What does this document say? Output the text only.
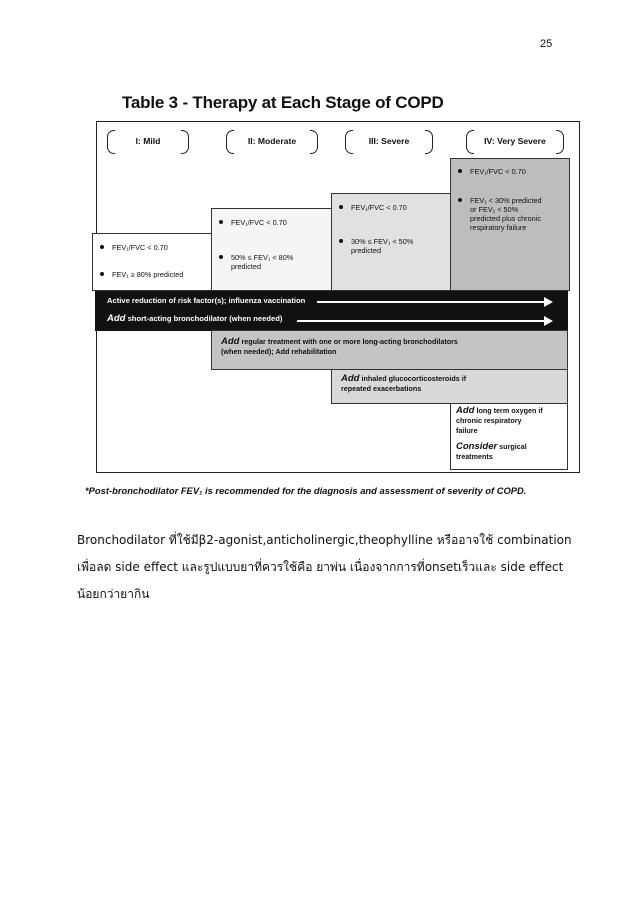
25
Table 3 - Therapy at Each Stage of COPD
I: Mild	II: Moderate	III: Severe	IV: Very Severe
FEV₁/FVC < 0.70
FEV₁ ≥ 80% predicted
FEV₁/FVC < 0.70
50% ≤ FEV₁ < 80%
predicted
FEV₁/FVC < 0.70
30% ≤ FEV₁ < 50%
predicted
FEV₁/FVC < 0.70
FEV₁ < 30% predicted
or FEV₁ < 50%
predicted plus chronic
respiratory failure
Active reduction of risk factor(s); influenza vaccination
Add short-acting bronchodilator (when needed)
Add regular treatment with one or more long-acting bronchodilators
(when needed); Add rehabilitation
Add inhaled glucocorticosteroids if
repeated exacerbations
Add long term oxygen if
chronic respiratory
failure
Consider surgical
treatments
*Post-bronchodilator FEV₁ is recommended for the diagnosis and assessment of severity of COPD.
Bronchodilator ที่ใช้มีβ2-agonist,anticholinergic,theophylline หรืออาจใช้ combination
เพื่อลด side effect และรูปแบบยาที่ควรใช้คือ ยาพ่น เนื่องจากการที่onsetเร็วและ side effect
น้อยกว่ายากิน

■ OBJECTIVE:
Transcribe the full listing above exactly, with the images removed.

■ ANSWER TO THIS EXERCISE:
What does this document say? Output the text only.
25
Table 3 - Therapy at Each Stage of COPD
I: Mild	II: Moderate	III: Severe	IV: Very Severe
FEV₁/FVC < 0.70
FEV₁ ≥ 80% predicted
FEV₁/FVC < 0.70
50% ≤ FEV₁ < 80%
predicted
FEV₁/FVC < 0.70
30% ≤ FEV₁ < 50%
predicted
FEV₁/FVC < 0.70
FEV₁ < 30% predicted
or FEV₁ < 50%
predicted plus chronic
respiratory failure
Active reduction of risk factor(s); influenza vaccination
Add short-acting bronchodilator (when needed)
Add regular treatment with one or more long-acting bronchodilators
(when needed); Add rehabilitation
Add inhaled glucocorticosteroids if
repeated exacerbations
Add long term oxygen if
chronic respiratory
failure
Consider surgical
treatments
*Post-bronchodilator FEV₁ is recommended for the diagnosis and assessment of severity of COPD.
Bronchodilator ที่ใช้มีβ2-agonist,anticholinergic,theophylline หรืออาจใช้ combination
เพื่อลด side effect และรูปแบบยาที่ควรใช้คือ ยาพ่น เนื่องจากการที่onsetเร็วและ side effect
น้อยกว่ายากิน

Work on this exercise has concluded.